Start of Recorded data

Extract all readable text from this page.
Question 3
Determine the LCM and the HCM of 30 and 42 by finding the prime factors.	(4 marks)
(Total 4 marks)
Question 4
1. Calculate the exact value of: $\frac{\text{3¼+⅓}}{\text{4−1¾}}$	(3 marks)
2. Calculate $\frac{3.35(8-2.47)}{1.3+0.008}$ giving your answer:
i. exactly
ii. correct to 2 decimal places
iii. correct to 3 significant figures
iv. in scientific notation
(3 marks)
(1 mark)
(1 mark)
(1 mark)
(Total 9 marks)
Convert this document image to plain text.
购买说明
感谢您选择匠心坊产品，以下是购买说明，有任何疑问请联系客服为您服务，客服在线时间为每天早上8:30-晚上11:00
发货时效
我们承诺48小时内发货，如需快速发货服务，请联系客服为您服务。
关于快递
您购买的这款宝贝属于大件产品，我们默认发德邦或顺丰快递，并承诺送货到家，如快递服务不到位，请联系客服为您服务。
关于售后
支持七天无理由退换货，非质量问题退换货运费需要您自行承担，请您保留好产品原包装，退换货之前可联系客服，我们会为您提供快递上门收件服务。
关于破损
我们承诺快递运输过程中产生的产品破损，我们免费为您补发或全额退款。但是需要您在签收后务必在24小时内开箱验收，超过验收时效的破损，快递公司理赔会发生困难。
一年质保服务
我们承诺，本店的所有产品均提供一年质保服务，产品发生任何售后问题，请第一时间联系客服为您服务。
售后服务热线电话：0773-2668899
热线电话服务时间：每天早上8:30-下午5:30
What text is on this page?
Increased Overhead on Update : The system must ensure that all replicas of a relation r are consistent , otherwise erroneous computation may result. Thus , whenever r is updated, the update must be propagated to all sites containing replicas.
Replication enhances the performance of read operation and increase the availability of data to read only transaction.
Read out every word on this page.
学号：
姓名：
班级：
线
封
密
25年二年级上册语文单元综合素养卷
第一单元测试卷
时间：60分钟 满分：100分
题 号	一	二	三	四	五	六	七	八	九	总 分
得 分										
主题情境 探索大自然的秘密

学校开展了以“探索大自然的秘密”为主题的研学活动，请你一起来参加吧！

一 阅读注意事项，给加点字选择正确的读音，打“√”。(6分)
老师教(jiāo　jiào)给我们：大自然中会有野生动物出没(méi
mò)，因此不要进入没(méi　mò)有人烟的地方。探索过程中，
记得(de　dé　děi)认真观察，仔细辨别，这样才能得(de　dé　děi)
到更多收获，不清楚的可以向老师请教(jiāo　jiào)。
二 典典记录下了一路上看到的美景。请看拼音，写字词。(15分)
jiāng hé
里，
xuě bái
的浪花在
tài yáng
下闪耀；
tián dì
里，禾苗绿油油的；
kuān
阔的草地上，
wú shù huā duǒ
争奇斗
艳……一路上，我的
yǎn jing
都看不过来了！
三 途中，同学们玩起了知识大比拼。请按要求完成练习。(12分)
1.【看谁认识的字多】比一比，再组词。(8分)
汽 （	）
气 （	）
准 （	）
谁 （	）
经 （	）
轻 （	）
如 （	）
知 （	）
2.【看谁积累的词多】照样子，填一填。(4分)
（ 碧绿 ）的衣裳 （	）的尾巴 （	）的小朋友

End of Recorded data

## [Task requirements]
Show every line where the string "jiāo" appears.

## [Expected answer]
老师教(jiāo　jiào)给我们：大自然中会有野生动物出没(méi
到更多收获，不清楚的可以向老师请教(jiāo　jiào)。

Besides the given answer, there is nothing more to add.